* [DIRECTION]:
Transcribe nothing but the lines from the one with "Give me a plain-text" to the end of the entries, both included, keeping each exact and leaving every picture out.

Stored entries
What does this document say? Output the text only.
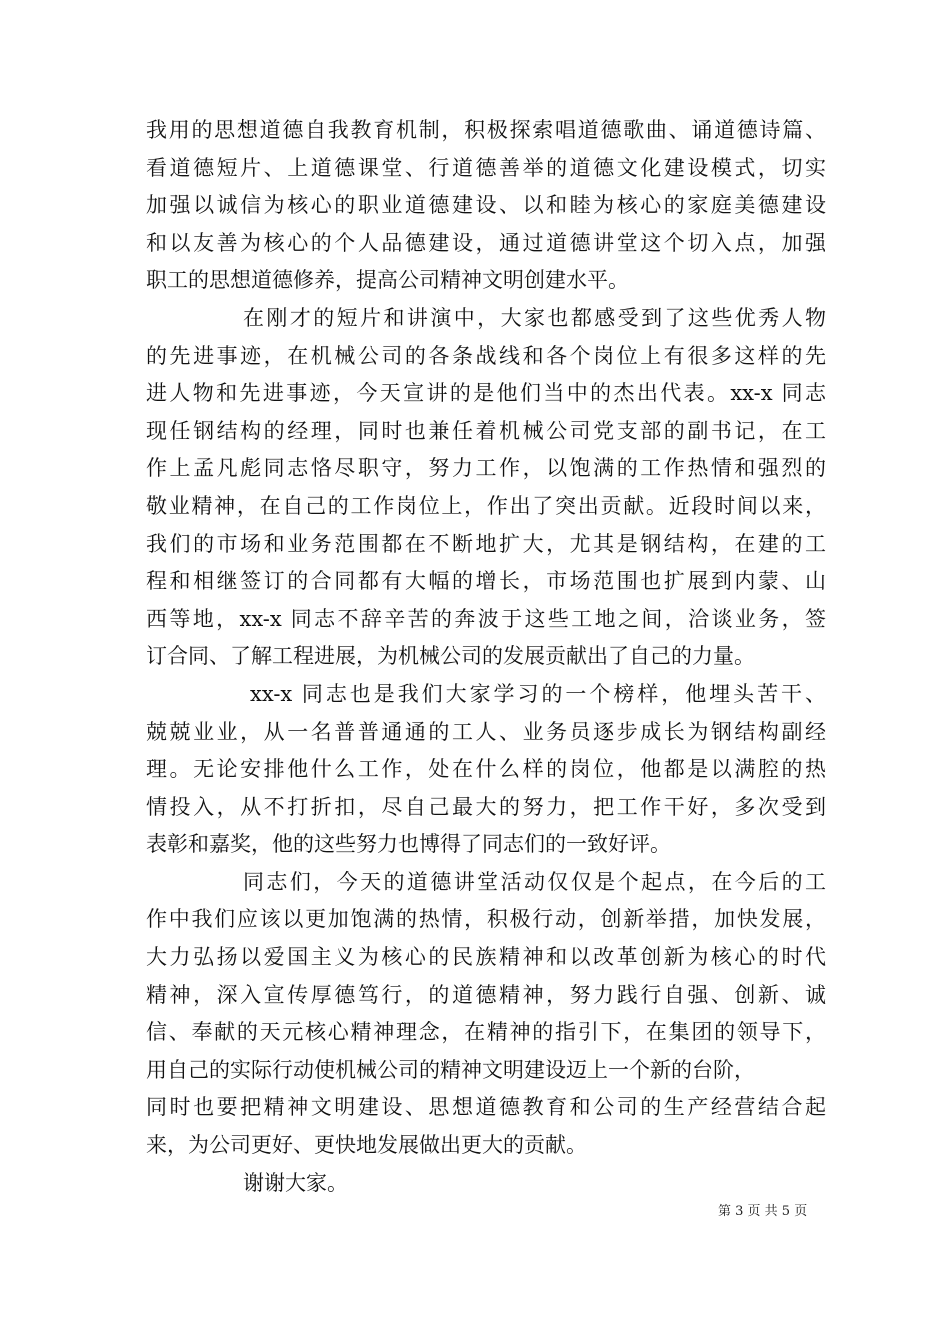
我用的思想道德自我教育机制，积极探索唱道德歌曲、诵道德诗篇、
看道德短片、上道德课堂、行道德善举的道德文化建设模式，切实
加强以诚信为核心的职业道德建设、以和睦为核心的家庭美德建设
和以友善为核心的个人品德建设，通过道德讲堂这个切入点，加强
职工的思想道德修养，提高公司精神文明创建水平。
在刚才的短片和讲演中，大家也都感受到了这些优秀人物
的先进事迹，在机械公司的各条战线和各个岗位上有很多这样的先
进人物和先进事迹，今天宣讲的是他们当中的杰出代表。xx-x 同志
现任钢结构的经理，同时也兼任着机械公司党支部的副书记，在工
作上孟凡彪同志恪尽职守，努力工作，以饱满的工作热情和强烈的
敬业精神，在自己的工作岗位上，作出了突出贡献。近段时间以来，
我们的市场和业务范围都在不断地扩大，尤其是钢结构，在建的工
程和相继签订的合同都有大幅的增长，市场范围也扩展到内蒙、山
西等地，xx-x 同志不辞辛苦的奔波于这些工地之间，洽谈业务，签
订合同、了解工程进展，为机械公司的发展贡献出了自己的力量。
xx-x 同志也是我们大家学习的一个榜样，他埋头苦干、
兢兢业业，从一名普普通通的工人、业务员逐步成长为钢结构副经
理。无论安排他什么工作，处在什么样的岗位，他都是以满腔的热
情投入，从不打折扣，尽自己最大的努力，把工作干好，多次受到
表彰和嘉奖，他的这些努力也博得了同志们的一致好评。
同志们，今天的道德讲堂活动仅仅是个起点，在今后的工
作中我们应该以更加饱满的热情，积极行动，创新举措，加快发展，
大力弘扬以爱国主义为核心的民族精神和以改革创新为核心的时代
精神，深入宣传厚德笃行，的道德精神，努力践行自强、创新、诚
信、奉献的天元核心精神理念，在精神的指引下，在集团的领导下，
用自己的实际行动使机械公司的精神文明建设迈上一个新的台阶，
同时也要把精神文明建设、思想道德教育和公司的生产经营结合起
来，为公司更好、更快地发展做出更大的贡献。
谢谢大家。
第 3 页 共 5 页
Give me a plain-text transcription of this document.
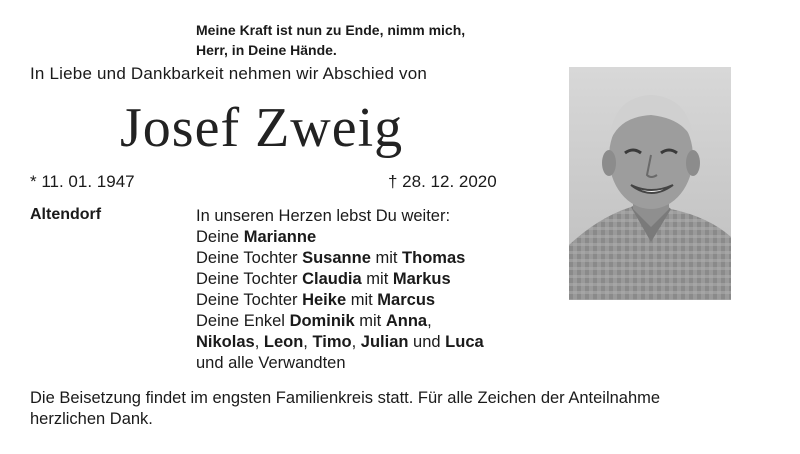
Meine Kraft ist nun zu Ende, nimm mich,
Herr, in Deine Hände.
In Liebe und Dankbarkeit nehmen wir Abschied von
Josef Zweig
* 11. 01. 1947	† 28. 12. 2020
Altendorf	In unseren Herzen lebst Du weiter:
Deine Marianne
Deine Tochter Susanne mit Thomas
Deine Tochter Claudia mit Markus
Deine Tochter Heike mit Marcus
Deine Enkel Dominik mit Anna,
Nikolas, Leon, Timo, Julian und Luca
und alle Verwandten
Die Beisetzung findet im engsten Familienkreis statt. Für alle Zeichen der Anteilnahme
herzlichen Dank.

* [COMPLETE ANSWER]:
Give me a plain-text transcription of this document.
Meine Kraft ist nun zu Ende, nimm mich,
Herr, in Deine Hände.
In Liebe und Dankbarkeit nehmen wir Abschied von
Josef Zweig
* 11. 01. 1947	† 28. 12. 2020
Altendorf	In unseren Herzen lebst Du weiter:
Deine Marianne
Deine Tochter Susanne mit Thomas
Deine Tochter Claudia mit Markus
Deine Tochter Heike mit Marcus
Deine Enkel Dominik mit Anna,
Nikolas, Leon, Timo, Julian und Luca
und alle Verwandten
Die Beisetzung findet im engsten Familienkreis statt. Für alle Zeichen der Anteilnahme
herzlichen Dank.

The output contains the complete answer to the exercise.